* _THE TASK_
Read the lines that follow and tally those with the word "JSON"; give the number and nothing else.

*** ENTRIES SHOWN

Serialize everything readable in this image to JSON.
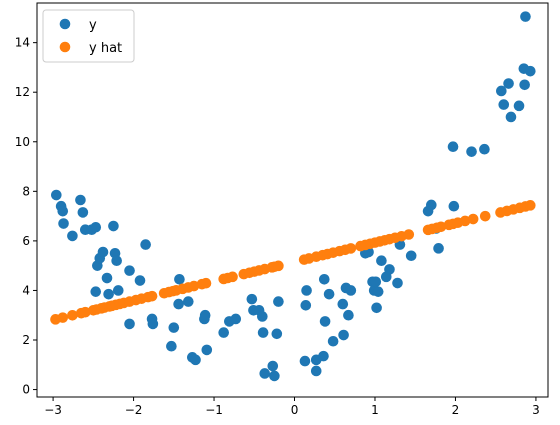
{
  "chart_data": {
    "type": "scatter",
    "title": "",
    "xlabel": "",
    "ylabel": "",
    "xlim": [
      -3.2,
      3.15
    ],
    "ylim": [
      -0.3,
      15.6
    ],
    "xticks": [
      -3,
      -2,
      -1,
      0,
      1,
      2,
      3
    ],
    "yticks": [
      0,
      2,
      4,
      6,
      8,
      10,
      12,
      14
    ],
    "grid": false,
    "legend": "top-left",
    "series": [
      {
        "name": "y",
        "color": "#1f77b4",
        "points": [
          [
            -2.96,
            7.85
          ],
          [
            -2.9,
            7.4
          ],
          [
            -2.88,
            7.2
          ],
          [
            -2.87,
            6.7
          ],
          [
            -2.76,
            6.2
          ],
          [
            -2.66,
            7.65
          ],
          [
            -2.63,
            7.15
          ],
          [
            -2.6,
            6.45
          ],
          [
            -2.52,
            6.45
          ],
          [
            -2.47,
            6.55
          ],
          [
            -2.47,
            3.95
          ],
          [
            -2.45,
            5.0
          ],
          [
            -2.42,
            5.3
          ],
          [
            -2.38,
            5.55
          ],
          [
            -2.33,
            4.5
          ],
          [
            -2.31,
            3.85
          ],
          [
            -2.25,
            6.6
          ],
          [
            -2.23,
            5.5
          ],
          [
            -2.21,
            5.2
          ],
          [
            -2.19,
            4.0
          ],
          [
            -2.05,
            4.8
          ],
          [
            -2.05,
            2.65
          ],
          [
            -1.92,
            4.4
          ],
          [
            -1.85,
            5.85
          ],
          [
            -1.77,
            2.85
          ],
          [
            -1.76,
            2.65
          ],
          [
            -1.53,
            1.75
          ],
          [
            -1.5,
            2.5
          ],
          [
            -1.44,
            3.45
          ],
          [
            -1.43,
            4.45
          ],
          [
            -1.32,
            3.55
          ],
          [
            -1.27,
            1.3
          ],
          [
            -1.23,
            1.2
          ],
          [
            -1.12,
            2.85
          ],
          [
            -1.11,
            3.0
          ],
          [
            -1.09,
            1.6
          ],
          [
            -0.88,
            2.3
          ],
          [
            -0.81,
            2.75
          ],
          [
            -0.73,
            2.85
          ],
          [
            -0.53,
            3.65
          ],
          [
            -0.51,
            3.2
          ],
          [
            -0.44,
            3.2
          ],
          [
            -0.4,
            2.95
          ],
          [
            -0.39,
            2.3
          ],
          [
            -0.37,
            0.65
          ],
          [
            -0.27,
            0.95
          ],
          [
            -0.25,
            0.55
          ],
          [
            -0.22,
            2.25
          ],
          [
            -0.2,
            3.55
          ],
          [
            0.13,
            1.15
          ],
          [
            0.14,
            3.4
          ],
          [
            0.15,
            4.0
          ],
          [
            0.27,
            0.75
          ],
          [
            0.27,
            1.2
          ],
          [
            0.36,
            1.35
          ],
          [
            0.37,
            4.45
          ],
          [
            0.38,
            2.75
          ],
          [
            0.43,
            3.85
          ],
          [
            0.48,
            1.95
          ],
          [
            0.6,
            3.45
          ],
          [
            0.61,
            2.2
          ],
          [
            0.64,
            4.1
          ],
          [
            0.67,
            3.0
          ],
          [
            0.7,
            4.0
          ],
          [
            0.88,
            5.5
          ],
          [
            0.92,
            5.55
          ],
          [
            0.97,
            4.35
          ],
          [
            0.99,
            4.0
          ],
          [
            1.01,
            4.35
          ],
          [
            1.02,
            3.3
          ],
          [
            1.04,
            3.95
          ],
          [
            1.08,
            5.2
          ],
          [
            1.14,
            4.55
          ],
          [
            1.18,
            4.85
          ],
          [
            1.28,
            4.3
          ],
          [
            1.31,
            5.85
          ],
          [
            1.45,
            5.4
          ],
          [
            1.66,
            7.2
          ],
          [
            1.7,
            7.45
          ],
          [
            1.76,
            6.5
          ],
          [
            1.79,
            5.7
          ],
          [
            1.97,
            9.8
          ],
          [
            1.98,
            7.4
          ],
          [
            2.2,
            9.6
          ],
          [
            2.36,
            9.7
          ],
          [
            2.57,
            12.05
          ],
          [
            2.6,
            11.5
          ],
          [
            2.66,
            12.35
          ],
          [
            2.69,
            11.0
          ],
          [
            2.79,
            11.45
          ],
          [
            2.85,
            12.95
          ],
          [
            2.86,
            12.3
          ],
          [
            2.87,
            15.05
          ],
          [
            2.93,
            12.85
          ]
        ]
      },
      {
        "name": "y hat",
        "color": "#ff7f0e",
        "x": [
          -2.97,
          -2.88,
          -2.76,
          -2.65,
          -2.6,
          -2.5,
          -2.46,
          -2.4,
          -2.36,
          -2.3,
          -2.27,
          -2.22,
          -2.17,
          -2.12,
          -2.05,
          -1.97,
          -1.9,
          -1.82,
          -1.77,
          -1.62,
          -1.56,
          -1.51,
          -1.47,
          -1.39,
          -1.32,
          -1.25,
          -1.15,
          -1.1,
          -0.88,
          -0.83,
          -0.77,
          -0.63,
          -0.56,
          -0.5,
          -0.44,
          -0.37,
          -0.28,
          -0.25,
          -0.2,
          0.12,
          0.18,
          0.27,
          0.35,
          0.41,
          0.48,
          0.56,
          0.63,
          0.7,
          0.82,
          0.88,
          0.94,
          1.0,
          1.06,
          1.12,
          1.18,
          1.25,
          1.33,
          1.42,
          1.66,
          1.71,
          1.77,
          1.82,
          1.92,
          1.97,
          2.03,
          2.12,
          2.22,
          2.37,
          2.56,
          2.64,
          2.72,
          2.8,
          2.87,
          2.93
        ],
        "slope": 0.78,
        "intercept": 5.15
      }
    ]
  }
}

******
*** ENTRIES SHOWN

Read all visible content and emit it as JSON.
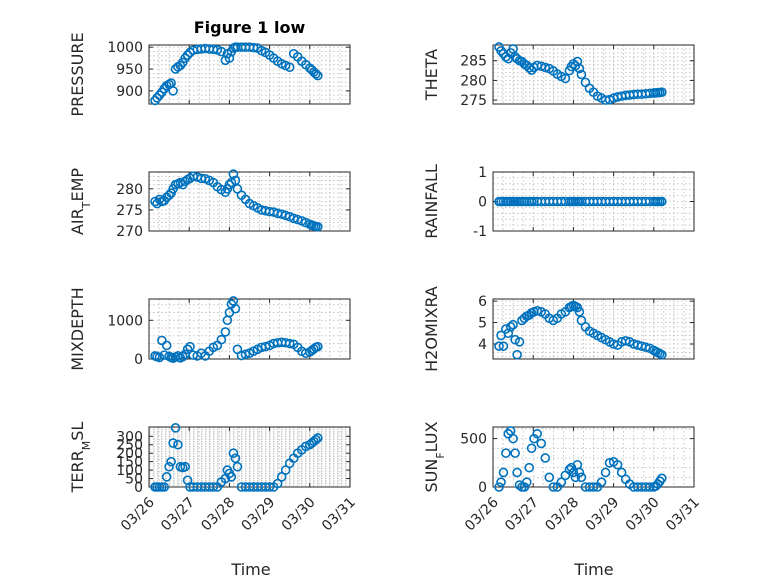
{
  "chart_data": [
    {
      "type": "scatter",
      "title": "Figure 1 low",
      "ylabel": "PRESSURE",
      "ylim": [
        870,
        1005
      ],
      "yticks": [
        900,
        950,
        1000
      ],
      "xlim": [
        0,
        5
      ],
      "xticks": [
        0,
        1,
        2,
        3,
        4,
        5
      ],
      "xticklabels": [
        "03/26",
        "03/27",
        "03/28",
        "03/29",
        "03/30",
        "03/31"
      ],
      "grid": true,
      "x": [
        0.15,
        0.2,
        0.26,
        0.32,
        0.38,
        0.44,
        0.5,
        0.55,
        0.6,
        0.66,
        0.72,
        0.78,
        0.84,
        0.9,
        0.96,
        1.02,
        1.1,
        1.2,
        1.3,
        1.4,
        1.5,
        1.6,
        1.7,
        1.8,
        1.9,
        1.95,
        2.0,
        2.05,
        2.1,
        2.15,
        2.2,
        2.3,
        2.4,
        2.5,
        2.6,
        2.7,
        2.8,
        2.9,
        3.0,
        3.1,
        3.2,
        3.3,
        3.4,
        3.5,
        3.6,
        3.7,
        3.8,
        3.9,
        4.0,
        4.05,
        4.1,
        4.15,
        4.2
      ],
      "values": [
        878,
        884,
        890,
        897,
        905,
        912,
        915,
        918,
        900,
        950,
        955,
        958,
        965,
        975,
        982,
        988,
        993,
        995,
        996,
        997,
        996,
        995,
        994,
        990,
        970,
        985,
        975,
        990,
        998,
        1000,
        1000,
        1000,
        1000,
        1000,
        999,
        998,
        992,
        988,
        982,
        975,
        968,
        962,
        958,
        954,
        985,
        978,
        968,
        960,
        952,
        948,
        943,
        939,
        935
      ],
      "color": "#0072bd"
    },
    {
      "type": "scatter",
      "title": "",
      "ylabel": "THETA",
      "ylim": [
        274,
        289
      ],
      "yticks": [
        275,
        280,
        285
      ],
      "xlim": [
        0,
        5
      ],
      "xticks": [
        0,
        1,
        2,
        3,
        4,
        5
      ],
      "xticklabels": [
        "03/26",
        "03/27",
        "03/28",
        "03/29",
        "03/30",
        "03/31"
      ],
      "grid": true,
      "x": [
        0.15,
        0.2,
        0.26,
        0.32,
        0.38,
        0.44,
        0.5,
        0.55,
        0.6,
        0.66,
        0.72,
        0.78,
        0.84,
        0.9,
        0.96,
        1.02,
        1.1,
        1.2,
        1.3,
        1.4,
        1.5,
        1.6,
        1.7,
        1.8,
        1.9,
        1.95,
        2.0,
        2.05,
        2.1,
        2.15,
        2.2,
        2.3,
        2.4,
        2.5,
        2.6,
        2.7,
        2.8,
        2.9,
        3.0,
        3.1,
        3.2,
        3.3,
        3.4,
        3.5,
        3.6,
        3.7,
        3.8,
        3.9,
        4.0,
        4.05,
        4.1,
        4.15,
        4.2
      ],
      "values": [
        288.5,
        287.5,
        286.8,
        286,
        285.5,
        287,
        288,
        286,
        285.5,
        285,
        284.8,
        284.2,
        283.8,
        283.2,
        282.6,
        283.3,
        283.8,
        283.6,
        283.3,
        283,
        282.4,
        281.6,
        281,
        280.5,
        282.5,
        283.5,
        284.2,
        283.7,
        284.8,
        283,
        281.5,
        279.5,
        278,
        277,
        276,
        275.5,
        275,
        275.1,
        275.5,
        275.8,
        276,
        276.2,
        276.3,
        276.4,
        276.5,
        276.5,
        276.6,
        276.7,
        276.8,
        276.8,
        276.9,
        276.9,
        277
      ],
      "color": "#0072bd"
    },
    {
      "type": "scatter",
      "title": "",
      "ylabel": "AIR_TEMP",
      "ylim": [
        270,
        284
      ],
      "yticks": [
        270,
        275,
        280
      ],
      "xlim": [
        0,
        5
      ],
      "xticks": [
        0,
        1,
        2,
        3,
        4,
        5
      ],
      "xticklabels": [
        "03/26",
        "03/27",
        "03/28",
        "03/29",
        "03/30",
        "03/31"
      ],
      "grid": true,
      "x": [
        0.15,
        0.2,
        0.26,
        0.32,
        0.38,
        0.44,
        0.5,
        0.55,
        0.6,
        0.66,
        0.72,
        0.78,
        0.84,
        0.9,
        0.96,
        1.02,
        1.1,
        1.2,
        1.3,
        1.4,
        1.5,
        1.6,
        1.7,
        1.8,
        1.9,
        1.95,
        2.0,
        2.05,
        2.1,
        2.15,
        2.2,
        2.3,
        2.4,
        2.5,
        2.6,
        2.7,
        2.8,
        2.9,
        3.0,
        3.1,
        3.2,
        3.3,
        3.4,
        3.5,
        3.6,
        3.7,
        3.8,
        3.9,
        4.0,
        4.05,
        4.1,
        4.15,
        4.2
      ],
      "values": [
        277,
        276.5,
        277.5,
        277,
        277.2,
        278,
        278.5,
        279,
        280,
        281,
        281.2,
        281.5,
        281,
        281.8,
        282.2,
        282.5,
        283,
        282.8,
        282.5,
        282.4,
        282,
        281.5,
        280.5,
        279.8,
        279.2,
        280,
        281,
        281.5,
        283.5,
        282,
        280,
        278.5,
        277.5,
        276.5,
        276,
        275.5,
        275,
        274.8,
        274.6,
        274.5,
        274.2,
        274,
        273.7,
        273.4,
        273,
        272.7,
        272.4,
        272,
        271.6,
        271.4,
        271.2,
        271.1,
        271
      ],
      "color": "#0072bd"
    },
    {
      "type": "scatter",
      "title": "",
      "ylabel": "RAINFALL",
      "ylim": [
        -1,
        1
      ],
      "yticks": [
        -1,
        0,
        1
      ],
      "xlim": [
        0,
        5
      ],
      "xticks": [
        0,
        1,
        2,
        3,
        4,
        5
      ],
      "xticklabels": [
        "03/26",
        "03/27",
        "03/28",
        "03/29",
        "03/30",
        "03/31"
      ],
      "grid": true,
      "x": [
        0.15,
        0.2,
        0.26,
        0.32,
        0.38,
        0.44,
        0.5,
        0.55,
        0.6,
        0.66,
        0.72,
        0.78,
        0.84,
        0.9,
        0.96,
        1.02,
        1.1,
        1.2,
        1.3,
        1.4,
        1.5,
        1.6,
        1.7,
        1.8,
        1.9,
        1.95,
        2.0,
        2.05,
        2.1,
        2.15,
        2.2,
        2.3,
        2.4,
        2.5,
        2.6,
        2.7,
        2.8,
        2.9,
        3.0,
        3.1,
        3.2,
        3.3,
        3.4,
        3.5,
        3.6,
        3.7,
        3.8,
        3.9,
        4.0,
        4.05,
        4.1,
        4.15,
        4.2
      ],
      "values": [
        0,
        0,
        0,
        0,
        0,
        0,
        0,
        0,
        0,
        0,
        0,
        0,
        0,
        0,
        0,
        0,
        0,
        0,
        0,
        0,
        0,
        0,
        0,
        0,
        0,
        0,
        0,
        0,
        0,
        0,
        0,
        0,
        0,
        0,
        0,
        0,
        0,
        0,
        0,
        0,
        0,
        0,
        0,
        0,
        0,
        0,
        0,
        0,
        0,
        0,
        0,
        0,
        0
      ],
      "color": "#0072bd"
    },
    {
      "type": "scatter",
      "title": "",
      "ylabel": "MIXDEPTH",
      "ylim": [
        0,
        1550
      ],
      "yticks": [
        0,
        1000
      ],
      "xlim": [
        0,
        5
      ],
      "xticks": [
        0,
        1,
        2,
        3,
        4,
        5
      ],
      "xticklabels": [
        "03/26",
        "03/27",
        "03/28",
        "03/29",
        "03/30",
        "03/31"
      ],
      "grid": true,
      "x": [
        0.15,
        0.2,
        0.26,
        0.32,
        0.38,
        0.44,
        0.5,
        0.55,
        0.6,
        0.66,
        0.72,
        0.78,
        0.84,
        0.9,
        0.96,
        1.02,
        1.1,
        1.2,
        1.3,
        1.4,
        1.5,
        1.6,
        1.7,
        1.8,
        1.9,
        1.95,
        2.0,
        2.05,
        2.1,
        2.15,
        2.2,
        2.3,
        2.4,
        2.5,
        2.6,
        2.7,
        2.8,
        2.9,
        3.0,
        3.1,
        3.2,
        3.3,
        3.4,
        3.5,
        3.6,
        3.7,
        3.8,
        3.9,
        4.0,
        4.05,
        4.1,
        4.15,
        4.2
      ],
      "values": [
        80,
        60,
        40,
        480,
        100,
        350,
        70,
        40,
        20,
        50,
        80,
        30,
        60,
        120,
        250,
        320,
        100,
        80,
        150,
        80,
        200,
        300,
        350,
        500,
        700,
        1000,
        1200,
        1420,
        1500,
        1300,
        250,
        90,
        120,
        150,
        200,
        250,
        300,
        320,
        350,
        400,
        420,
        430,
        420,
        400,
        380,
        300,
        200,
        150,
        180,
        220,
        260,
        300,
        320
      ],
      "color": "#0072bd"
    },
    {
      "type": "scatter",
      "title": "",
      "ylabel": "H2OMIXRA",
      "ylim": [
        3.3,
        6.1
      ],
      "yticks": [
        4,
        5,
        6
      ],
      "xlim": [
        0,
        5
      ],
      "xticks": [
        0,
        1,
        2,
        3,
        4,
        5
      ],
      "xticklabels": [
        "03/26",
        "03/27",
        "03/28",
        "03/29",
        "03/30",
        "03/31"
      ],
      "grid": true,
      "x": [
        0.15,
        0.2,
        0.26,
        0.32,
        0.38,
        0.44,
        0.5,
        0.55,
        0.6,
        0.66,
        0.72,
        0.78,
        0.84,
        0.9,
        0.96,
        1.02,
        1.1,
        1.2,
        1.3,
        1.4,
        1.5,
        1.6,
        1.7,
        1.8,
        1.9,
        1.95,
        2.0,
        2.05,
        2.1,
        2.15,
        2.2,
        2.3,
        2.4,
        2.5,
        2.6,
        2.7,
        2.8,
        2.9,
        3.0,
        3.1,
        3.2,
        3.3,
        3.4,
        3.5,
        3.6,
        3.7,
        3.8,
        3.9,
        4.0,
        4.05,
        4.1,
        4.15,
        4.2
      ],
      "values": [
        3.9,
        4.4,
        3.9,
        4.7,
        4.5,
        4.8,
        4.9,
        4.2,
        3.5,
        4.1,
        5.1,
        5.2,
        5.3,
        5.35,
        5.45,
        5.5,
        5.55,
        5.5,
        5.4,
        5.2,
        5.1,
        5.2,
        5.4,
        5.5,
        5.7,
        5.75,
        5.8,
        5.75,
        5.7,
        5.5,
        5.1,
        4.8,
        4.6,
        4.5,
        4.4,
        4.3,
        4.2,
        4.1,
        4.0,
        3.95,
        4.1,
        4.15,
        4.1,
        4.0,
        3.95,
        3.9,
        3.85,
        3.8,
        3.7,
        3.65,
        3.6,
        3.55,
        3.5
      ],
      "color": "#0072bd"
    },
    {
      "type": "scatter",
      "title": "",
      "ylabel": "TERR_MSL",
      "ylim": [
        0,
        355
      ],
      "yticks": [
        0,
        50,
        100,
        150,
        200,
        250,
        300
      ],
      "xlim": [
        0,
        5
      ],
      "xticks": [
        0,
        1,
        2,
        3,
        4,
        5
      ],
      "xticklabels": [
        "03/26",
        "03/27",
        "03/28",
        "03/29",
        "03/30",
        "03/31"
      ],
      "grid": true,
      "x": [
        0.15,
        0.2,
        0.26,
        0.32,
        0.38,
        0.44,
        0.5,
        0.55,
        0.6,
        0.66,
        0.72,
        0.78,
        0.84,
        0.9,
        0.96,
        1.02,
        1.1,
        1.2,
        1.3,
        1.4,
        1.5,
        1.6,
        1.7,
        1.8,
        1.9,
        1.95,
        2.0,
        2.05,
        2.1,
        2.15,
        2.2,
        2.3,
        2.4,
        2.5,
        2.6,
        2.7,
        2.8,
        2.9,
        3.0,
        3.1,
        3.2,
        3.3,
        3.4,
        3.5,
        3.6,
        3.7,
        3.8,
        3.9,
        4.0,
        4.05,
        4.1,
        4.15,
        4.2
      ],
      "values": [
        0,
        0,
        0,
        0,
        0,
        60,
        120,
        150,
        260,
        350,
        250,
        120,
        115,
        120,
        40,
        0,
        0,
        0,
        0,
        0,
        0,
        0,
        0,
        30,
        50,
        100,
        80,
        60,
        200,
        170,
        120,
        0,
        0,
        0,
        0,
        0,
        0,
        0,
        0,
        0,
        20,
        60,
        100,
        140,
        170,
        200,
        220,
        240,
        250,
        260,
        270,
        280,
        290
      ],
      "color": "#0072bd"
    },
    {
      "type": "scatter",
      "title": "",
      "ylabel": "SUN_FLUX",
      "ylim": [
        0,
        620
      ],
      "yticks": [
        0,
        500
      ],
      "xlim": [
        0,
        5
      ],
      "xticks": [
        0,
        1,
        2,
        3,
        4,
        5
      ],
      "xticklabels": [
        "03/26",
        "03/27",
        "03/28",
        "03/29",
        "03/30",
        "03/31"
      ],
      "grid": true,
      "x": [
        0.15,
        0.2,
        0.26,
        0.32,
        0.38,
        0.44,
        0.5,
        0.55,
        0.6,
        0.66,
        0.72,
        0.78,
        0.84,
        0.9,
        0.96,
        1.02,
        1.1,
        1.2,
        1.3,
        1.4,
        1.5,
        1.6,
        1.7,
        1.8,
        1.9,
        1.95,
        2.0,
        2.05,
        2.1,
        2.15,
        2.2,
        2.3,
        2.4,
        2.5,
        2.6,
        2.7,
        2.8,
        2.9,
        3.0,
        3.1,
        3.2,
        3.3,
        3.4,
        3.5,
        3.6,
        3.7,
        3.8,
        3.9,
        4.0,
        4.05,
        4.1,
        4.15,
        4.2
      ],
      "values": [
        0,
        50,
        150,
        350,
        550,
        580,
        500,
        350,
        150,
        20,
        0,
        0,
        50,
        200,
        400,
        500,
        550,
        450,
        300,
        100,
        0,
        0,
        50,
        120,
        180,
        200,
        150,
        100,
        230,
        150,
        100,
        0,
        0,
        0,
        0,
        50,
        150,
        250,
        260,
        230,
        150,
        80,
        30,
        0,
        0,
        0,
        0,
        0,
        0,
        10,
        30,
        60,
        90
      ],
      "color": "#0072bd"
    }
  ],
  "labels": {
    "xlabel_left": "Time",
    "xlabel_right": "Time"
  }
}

******

* _WRITTEN RESPONSE_
2